- **Objective**: Pick out all lines with the word "ludzie" from the records that follow.

►

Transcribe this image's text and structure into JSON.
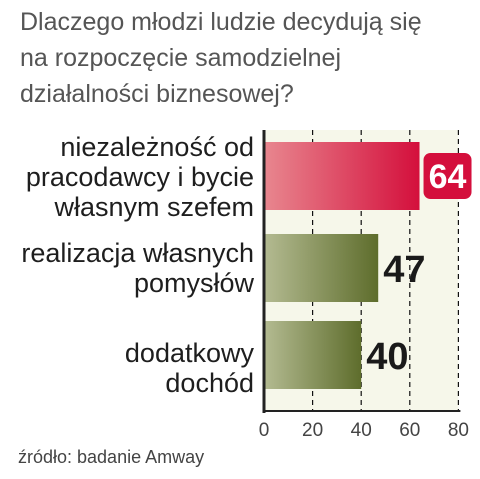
{
  "title_lines": [
    "Dlaczego młodzi ludzie decydują się",
    "na rozpoczęcie samodzielnej",
    "działalności biznesowej?"
  ],
  "source": "źródło: badanie Amway",
  "chart_data": {
    "type": "bar",
    "orientation": "horizontal",
    "title": "Dlaczego młodzi ludzie decydują się na rozpoczęcie samodzielnej działalności biznesowej?",
    "categories": [
      [
        "niezależność od",
        "pracodawcy i bycie",
        "własnym szefem"
      ],
      [
        "realizacja własnych",
        "pomysłów"
      ],
      [
        "dodatkowy",
        "dochód"
      ]
    ],
    "values": [
      64,
      47,
      40
    ],
    "xlim": [
      0,
      80
    ],
    "xticks": [
      0,
      20,
      40,
      60,
      80
    ],
    "grid": "vertical dashed",
    "colors": {
      "highlight_start": "#e8878f",
      "highlight_end": "#d40f3c",
      "bar_start": "#b4bb92",
      "bar_end": "#5e6d2c",
      "axis": "#222222"
    }
  }
}
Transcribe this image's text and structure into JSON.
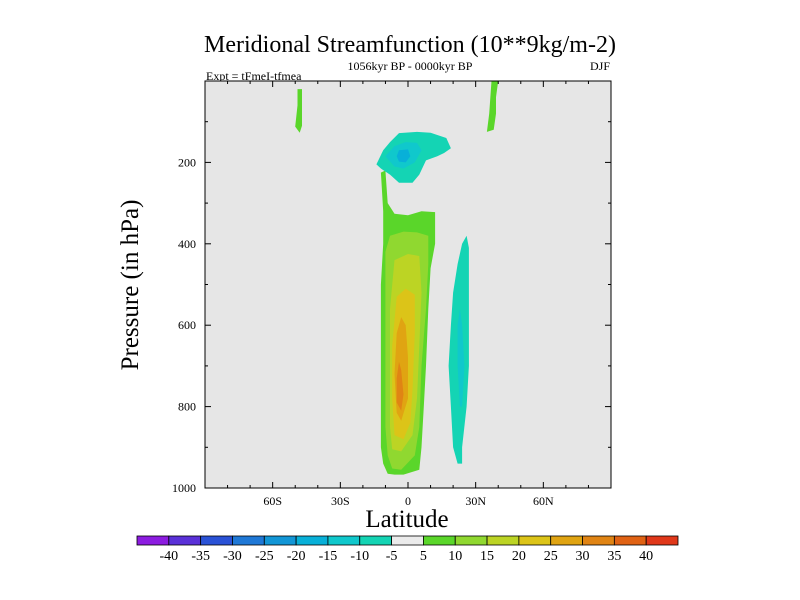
{
  "chart_data": {
    "type": "contour",
    "title": "Meridional Streamfunction (10**9kg/m-2)",
    "subtitle_left": "Expt = tFmeI-tfmea",
    "subtitle_center": "1056kyr BP - 0000kyr BP",
    "subtitle_right": "DJF",
    "xlabel": "Latitude",
    "ylabel": "Pressure (in hPa)",
    "xlim": [
      -90,
      90
    ],
    "ylim": [
      0,
      1000
    ],
    "y_inverted": true,
    "x_ticks": [
      {
        "value": -60,
        "label": "60S"
      },
      {
        "value": -30,
        "label": "30S"
      },
      {
        "value": 0,
        "label": "0"
      },
      {
        "value": 30,
        "label": "30N"
      },
      {
        "value": 60,
        "label": "60N"
      }
    ],
    "y_ticks": [
      {
        "value": 200,
        "label": "200"
      },
      {
        "value": 400,
        "label": "400"
      },
      {
        "value": 600,
        "label": "600"
      },
      {
        "value": 800,
        "label": "800"
      },
      {
        "value": 1000,
        "label": "1000"
      }
    ],
    "colorbar": {
      "levels": [
        "-40",
        "-35",
        "-30",
        "-25",
        "-20",
        "-15",
        "-10",
        "-5",
        "5",
        "10",
        "15",
        "20",
        "25",
        "30",
        "35",
        "40"
      ],
      "colors": [
        "#8c1ce0",
        "#5a31d8",
        "#2a52d6",
        "#1f78d6",
        "#1296d6",
        "#08b0d8",
        "#10c8cc",
        "#14d4b4",
        "#ebebeb",
        "#5ad62a",
        "#90d830",
        "#bcd424",
        "#dcc418",
        "#e0a412",
        "#e08414",
        "#e06214",
        "#e0381a"
      ]
    },
    "contours": [
      {
        "level": 5,
        "points": [
          [
            -2,
            967
          ],
          [
            -6,
            967
          ],
          [
            -9,
            965
          ],
          [
            -11,
            940
          ],
          [
            -12,
            900
          ],
          [
            -12,
            800
          ],
          [
            -12,
            700
          ],
          [
            -12,
            600
          ],
          [
            -12,
            500
          ],
          [
            -11,
            400
          ],
          [
            -11,
            320
          ],
          [
            -12,
            225
          ],
          [
            -10,
            220
          ],
          [
            -9,
            300
          ],
          [
            -6,
            326
          ],
          [
            0,
            330
          ],
          [
            6,
            320
          ],
          [
            12,
            322
          ],
          [
            12,
            400
          ],
          [
            10,
            460
          ],
          [
            9,
            560
          ],
          [
            8,
            700
          ],
          [
            7,
            800
          ],
          [
            6,
            900
          ],
          [
            5,
            955
          ]
        ]
      },
      {
        "level": 5,
        "points": [
          [
            -49,
            20
          ],
          [
            -47,
            20
          ],
          [
            -47,
            110
          ],
          [
            -48,
            127
          ],
          [
            -50,
            112
          ],
          [
            -49,
            60
          ]
        ]
      },
      {
        "level": 5,
        "points": [
          [
            37,
            0
          ],
          [
            40,
            0
          ],
          [
            39,
            40
          ],
          [
            39,
            80
          ],
          [
            38,
            120
          ],
          [
            35,
            125
          ],
          [
            36,
            80
          ]
        ]
      },
      {
        "level": 10,
        "points": [
          [
            -3,
            955
          ],
          [
            -7,
            952
          ],
          [
            -9,
            920
          ],
          [
            -10,
            850
          ],
          [
            -10,
            700
          ],
          [
            -10,
            550
          ],
          [
            -10,
            420
          ],
          [
            -8,
            380
          ],
          [
            -2,
            370
          ],
          [
            4,
            372
          ],
          [
            9,
            380
          ],
          [
            9,
            450
          ],
          [
            8,
            560
          ],
          [
            6,
            700
          ],
          [
            5,
            850
          ],
          [
            3,
            920
          ]
        ]
      },
      {
        "level": 15,
        "points": [
          [
            -3,
            910
          ],
          [
            -7,
            905
          ],
          [
            -8,
            850
          ],
          [
            -8,
            700
          ],
          [
            -8,
            560
          ],
          [
            -6,
            440
          ],
          [
            0,
            425
          ],
          [
            5,
            430
          ],
          [
            6,
            520
          ],
          [
            5,
            650
          ],
          [
            4,
            780
          ],
          [
            2,
            870
          ]
        ]
      },
      {
        "level": 20,
        "points": [
          [
            -2,
            880
          ],
          [
            -6,
            870
          ],
          [
            -7,
            780
          ],
          [
            -7,
            650
          ],
          [
            -5,
            530
          ],
          [
            -1,
            510
          ],
          [
            3,
            525
          ],
          [
            3,
            620
          ],
          [
            2,
            760
          ],
          [
            1,
            840
          ]
        ]
      },
      {
        "level": 25,
        "points": [
          [
            -3,
            835
          ],
          [
            -5,
            815
          ],
          [
            -6,
            720
          ],
          [
            -5,
            620
          ],
          [
            -3,
            580
          ],
          [
            -1,
            600
          ],
          [
            0,
            680
          ],
          [
            0,
            780
          ]
        ]
      },
      {
        "level": 30,
        "points": [
          [
            -3,
            810
          ],
          [
            -5,
            790
          ],
          [
            -5,
            730
          ],
          [
            -4,
            690
          ],
          [
            -3,
            710
          ],
          [
            -2,
            770
          ]
        ]
      },
      {
        "level": -5,
        "points": [
          [
            -14,
            205
          ],
          [
            -11,
            170
          ],
          [
            -8,
            150
          ],
          [
            -4,
            128
          ],
          [
            4,
            125
          ],
          [
            10,
            127
          ],
          [
            17,
            140
          ],
          [
            19,
            165
          ],
          [
            16,
            177
          ],
          [
            13,
            185
          ],
          [
            8,
            195
          ],
          [
            5,
            230
          ],
          [
            2,
            250
          ],
          [
            -4,
            250
          ],
          [
            -8,
            230
          ],
          [
            -12,
            215
          ]
        ]
      },
      {
        "level": -5,
        "points": [
          [
            22,
            940
          ],
          [
            20,
            900
          ],
          [
            19,
            800
          ],
          [
            18,
            700
          ],
          [
            19,
            600
          ],
          [
            20,
            520
          ],
          [
            22,
            450
          ],
          [
            24,
            400
          ],
          [
            26,
            380
          ],
          [
            27,
            410
          ],
          [
            27,
            500
          ],
          [
            27,
            600
          ],
          [
            27,
            700
          ],
          [
            26,
            800
          ],
          [
            24,
            900
          ],
          [
            24,
            940
          ]
        ]
      },
      {
        "level": -10,
        "points": [
          [
            -10,
            185
          ],
          [
            -6,
            160
          ],
          [
            -1,
            150
          ],
          [
            4,
            152
          ],
          [
            6,
            170
          ],
          [
            3,
            200
          ],
          [
            -2,
            215
          ],
          [
            -6,
            210
          ]
        ]
      },
      {
        "level": -15,
        "points": [
          [
            -5,
            185
          ],
          [
            -4,
            170
          ],
          [
            0,
            168
          ],
          [
            1,
            185
          ],
          [
            -1,
            200
          ],
          [
            -4,
            198
          ]
        ]
      },
      {
        "level": -10,
        "points": [
          [
            23,
            800
          ],
          [
            22,
            700
          ],
          [
            22,
            600
          ],
          [
            23,
            560
          ],
          [
            24,
            600
          ],
          [
            25,
            700
          ],
          [
            24,
            800
          ]
        ]
      }
    ]
  }
}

◄

- **Finished task**:
    "Dlaczego młodzi ludzie decydują się",
    "title": "Dlaczego młodzi ludzie decydują się na rozpoczęcie samodzielnej działalności biznesowej?",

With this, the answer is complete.